Stored data ▸
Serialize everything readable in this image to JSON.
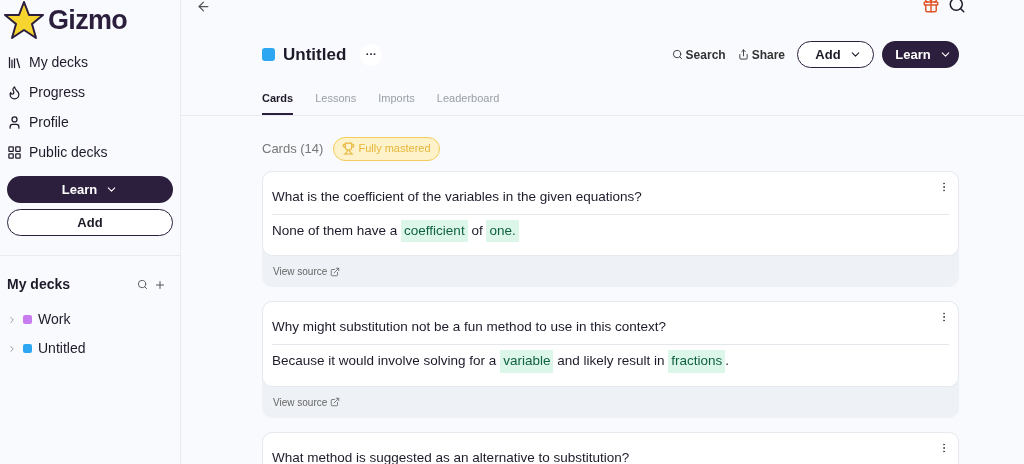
{
  "logo": {
    "text": "Gizmo"
  },
  "nav": [
    {
      "label": "My decks",
      "kind": "library"
    },
    {
      "label": "Progress",
      "kind": "flame"
    },
    {
      "label": "Profile",
      "kind": "user"
    },
    {
      "label": "Public decks",
      "kind": "grid"
    }
  ],
  "sidebar_buttons": [
    {
      "label": "Learn",
      "kind": "primary"
    },
    {
      "label": "Add",
      "kind": "outline"
    }
  ],
  "my_decks": {
    "title": "My decks",
    "items": [
      {
        "name": "Work",
        "color": "#c87cf0",
        "expanded": false
      },
      {
        "name": "Untitled",
        "color": "#2ea7f2",
        "expanded": false
      }
    ]
  },
  "deck": {
    "title": "Untitled",
    "color": "#2ea7f2",
    "more": "···"
  },
  "actions": [
    {
      "label": "Search",
      "kind": "search"
    },
    {
      "label": "Share",
      "kind": "share"
    },
    {
      "label": "Add",
      "kind": "outline"
    },
    {
      "label": "Learn",
      "kind": "primary"
    }
  ],
  "tabs": [
    {
      "label": "Cards",
      "selected": true
    },
    {
      "label": "Lessons",
      "selected": false
    },
    {
      "label": "Imports",
      "selected": false
    },
    {
      "label": "Leaderboard",
      "selected": false
    }
  ],
  "cards_count": "Cards (14)",
  "badge": "Fully mastered",
  "cards": [
    {
      "question": "What is the coefficient of the variables in the given equations?",
      "answer": [
        {
          "text": "None of them have a ",
          "highlight": false
        },
        {
          "text": "coefficient",
          "highlight": true
        },
        {
          "text": " of ",
          "highlight": false
        },
        {
          "text": "one.",
          "highlight": true
        }
      ],
      "source": "View source"
    },
    {
      "question": "Why might substitution not be a fun method to use in this context?",
      "answer": [
        {
          "text": "Because it would involve solving for a ",
          "highlight": false
        },
        {
          "text": "variable",
          "highlight": true
        },
        {
          "text": " and likely result in ",
          "highlight": false
        },
        {
          "text": "fractions",
          "highlight": true
        },
        {
          "text": ".",
          "highlight": false
        }
      ],
      "source": "View source"
    },
    {
      "question": "What method is suggested as an alternative to substitution?"
    }
  ]
}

Task to complete ▸
Transcribe all entries above exactly. Drop the pictures.

Solved exercise ▸
Serialize everything readable in this image to JSON.
{
  "logo": {
    "text": "Gizmo"
  },
  "nav": [
    {
      "label": "My decks",
      "kind": "library"
    },
    {
      "label": "Progress",
      "kind": "flame"
    },
    {
      "label": "Profile",
      "kind": "user"
    },
    {
      "label": "Public decks",
      "kind": "grid"
    }
  ],
  "sidebar_buttons": [
    {
      "label": "Learn",
      "kind": "primary"
    },
    {
      "label": "Add",
      "kind": "outline"
    }
  ],
  "my_decks": {
    "title": "My decks",
    "items": [
      {
        "name": "Work",
        "color": "#c87cf0",
        "expanded": false
      },
      {
        "name": "Untitled",
        "color": "#2ea7f2",
        "expanded": false
      }
    ]
  },
  "deck": {
    "title": "Untitled",
    "color": "#2ea7f2",
    "more": "···"
  },
  "actions": [
    {
      "label": "Search",
      "kind": "search"
    },
    {
      "label": "Share",
      "kind": "share"
    },
    {
      "label": "Add",
      "kind": "outline"
    },
    {
      "label": "Learn",
      "kind": "primary"
    }
  ],
  "tabs": [
    {
      "label": "Cards",
      "selected": true
    },
    {
      "label": "Lessons",
      "selected": false
    },
    {
      "label": "Imports",
      "selected": false
    },
    {
      "label": "Leaderboard",
      "selected": false
    }
  ],
  "cards_count": "Cards (14)",
  "badge": "Fully mastered",
  "cards": [
    {
      "question": "What is the coefficient of the variables in the given equations?",
      "answer": [
        {
          "text": "None of them have a ",
          "highlight": false
        },
        {
          "text": "coefficient",
          "highlight": true
        },
        {
          "text": " of ",
          "highlight": false
        },
        {
          "text": "one.",
          "highlight": true
        }
      ],
      "source": "View source"
    },
    {
      "question": "Why might substitution not be a fun method to use in this context?",
      "answer": [
        {
          "text": "Because it would involve solving for a ",
          "highlight": false
        },
        {
          "text": "variable",
          "highlight": true
        },
        {
          "text": " and likely result in ",
          "highlight": false
        },
        {
          "text": "fractions",
          "highlight": true
        },
        {
          "text": ".",
          "highlight": false
        }
      ],
      "source": "View source"
    },
    {
      "question": "What method is suggested as an alternative to substitution?"
    }
  ]
}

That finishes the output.